━━━━━ Recorded information ━━━━━
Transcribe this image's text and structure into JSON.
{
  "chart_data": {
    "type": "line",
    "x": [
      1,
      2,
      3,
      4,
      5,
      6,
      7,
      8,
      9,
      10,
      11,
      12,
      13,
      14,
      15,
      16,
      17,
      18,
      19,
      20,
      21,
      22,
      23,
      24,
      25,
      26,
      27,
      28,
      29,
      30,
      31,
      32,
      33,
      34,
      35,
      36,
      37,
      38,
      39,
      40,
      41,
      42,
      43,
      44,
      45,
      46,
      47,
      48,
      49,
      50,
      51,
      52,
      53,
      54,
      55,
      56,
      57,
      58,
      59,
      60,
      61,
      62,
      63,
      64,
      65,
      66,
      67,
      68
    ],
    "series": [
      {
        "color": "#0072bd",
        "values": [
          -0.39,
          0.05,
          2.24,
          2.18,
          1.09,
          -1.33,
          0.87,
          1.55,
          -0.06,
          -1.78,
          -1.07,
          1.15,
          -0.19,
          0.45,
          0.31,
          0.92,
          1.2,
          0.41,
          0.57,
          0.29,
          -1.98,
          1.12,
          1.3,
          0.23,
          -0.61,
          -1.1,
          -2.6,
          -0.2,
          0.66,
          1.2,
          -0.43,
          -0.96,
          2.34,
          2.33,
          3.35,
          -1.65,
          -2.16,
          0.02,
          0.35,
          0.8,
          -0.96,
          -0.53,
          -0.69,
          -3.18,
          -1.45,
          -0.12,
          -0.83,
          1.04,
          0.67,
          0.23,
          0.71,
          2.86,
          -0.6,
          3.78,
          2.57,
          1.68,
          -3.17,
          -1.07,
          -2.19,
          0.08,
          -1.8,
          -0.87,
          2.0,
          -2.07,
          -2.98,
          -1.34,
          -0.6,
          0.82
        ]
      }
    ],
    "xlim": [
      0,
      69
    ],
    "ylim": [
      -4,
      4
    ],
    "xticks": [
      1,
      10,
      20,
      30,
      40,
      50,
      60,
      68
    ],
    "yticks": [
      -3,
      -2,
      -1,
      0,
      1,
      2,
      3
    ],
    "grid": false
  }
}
━━━━━
**Direction:** Repeat every record, keeping each word and mark exactly as it is.

**Correct output:**
Transcribe this image's text and structure into JSON.
{
  "chart_data": {
    "type": "line",
    "x": [
      1,
      2,
      3,
      4,
      5,
      6,
      7,
      8,
      9,
      10,
      11,
      12,
      13,
      14,
      15,
      16,
      17,
      18,
      19,
      20,
      21,
      22,
      23,
      24,
      25,
      26,
      27,
      28,
      29,
      30,
      31,
      32,
      33,
      34,
      35,
      36,
      37,
      38,
      39,
      40,
      41,
      42,
      43,
      44,
      45,
      46,
      47,
      48,
      49,
      50,
      51,
      52,
      53,
      54,
      55,
      56,
      57,
      58,
      59,
      60,
      61,
      62,
      63,
      64,
      65,
      66,
      67,
      68
    ],
    "series": [
      {
        "color": "#0072bd",
        "values": [
          -0.39,
          0.05,
          2.24,
          2.18,
          1.09,
          -1.33,
          0.87,
          1.55,
          -0.06,
          -1.78,
          -1.07,
          1.15,
          -0.19,
          0.45,
          0.31,
          0.92,
          1.2,
          0.41,
          0.57,
          0.29,
          -1.98,
          1.12,
          1.3,
          0.23,
          -0.61,
          -1.1,
          -2.6,
          -0.2,
          0.66,
          1.2,
          -0.43,
          -0.96,
          2.34,
          2.33,
          3.35,
          -1.65,
          -2.16,
          0.02,
          0.35,
          0.8,
          -0.96,
          -0.53,
          -0.69,
          -3.18,
          -1.45,
          -0.12,
          -0.83,
          1.04,
          0.67,
          0.23,
          0.71,
          2.86,
          -0.6,
          3.78,
          2.57,
          1.68,
          -3.17,
          -1.07,
          -2.19,
          0.08,
          -1.8,
          -0.87,
          2.0,
          -2.07,
          -2.98,
          -1.34,
          -0.6,
          0.82
        ]
      }
    ],
    "xlim": [
      0,
      69
    ],
    "ylim": [
      -4,
      4
    ],
    "xticks": [
      1,
      10,
      20,
      30,
      40,
      50,
      60,
      68
    ],
    "yticks": [
      -3,
      -2,
      -1,
      0,
      1,
      2,
      3
    ],
    "grid": false
  }
}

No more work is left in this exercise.